[Entries from a dataset]
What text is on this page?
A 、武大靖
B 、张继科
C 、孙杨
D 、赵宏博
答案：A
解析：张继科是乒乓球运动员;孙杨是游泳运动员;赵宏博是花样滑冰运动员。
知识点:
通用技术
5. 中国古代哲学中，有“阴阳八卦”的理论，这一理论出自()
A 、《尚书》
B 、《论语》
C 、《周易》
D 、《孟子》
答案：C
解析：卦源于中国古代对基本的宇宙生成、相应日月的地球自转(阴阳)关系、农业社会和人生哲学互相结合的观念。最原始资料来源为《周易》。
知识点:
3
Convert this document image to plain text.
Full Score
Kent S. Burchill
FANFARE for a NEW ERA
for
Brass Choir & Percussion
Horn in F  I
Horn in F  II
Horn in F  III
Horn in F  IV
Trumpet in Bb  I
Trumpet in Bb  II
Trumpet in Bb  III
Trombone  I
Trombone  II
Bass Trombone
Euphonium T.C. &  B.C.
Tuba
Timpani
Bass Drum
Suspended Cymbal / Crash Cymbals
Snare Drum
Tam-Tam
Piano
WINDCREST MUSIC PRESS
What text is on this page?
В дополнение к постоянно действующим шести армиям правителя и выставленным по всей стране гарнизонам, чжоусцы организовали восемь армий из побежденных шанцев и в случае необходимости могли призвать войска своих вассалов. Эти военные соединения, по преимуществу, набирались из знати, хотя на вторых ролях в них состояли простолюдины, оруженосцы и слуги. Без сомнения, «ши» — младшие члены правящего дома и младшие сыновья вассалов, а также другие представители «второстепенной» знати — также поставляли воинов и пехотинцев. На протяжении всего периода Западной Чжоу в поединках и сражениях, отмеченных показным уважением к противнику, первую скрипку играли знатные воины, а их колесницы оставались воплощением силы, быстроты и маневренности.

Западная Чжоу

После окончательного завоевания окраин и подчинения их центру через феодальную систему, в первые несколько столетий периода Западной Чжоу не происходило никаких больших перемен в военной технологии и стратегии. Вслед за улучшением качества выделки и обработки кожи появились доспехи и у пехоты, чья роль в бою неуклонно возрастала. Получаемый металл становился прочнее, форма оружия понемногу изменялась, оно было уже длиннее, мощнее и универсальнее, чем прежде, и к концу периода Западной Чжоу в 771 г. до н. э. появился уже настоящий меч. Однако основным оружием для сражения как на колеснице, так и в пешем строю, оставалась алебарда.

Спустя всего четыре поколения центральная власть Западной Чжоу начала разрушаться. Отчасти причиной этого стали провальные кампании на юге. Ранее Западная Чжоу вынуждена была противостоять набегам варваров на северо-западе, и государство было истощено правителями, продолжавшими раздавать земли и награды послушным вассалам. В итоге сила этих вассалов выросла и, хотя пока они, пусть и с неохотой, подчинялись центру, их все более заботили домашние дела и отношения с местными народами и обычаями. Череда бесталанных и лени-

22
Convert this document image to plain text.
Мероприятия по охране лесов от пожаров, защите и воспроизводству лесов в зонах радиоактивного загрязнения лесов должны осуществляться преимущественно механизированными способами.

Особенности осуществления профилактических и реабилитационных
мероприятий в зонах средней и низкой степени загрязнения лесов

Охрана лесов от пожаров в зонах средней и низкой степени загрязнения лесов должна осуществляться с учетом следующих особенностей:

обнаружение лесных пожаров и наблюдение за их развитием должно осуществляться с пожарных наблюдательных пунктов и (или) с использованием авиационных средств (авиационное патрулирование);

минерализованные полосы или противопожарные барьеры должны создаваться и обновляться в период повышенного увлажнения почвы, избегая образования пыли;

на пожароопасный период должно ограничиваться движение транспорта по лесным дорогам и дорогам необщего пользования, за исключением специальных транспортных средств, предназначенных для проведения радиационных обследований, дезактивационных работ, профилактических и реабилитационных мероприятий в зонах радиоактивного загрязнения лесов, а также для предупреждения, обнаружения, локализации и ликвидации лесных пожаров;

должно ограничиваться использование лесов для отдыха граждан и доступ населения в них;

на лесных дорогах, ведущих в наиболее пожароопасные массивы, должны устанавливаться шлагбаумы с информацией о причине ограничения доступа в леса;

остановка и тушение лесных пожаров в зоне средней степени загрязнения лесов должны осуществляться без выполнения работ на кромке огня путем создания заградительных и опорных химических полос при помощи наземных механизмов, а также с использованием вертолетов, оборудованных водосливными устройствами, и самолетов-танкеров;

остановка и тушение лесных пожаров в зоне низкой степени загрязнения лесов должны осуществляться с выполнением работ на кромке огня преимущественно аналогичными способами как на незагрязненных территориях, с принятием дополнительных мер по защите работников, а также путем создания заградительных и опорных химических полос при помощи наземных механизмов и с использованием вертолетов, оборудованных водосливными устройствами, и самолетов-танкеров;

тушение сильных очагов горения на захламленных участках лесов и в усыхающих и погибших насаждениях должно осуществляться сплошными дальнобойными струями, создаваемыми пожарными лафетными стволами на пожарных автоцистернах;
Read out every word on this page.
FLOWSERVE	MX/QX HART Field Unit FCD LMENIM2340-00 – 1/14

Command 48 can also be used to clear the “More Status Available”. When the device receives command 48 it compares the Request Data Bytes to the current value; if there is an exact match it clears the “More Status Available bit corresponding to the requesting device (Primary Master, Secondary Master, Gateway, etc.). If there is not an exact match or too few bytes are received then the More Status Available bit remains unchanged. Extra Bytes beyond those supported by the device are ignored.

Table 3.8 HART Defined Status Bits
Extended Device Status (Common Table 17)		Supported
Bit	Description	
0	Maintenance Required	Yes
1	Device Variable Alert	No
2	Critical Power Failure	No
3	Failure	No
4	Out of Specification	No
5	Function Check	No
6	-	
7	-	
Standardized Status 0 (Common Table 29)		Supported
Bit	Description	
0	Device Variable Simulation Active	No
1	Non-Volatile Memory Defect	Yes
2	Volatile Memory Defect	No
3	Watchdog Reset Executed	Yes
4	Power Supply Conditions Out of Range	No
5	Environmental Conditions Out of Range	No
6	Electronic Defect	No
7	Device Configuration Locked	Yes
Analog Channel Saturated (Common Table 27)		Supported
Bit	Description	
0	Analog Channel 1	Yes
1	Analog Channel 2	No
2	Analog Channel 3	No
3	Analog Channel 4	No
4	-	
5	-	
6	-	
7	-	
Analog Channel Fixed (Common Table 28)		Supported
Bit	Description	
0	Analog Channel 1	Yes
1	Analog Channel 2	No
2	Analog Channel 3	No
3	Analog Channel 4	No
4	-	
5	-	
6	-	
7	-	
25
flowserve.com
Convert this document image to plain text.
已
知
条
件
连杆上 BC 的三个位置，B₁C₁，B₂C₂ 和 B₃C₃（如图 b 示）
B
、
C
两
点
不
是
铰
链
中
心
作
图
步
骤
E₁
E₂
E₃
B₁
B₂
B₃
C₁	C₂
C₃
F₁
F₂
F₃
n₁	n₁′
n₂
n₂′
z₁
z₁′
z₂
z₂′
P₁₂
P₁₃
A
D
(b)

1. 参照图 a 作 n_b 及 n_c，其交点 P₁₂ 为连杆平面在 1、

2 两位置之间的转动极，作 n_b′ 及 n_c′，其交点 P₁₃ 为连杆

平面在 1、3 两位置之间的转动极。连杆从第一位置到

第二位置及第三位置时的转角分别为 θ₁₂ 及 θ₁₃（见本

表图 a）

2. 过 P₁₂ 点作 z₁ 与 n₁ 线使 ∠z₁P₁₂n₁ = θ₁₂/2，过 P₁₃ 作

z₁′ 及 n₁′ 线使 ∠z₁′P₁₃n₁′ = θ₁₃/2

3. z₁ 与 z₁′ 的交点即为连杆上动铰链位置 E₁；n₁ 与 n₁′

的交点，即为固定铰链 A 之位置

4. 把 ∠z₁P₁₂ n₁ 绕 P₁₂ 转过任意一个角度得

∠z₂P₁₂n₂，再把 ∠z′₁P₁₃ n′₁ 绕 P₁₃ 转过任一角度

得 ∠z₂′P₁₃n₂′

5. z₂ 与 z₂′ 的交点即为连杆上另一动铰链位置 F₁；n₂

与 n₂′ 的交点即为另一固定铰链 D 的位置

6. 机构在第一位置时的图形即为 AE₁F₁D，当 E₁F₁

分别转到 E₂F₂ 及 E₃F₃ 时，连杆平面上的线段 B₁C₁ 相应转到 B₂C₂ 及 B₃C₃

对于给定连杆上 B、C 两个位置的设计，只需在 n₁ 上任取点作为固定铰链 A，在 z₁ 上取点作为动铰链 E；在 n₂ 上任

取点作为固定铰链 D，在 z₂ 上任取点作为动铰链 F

• Exercise instructions:
Take every line from the data above that holds "Trumpet" and copy it out.

• Result of this task:
Trumpet in Bb  I
Trumpet in Bb  II
Trumpet in Bb  III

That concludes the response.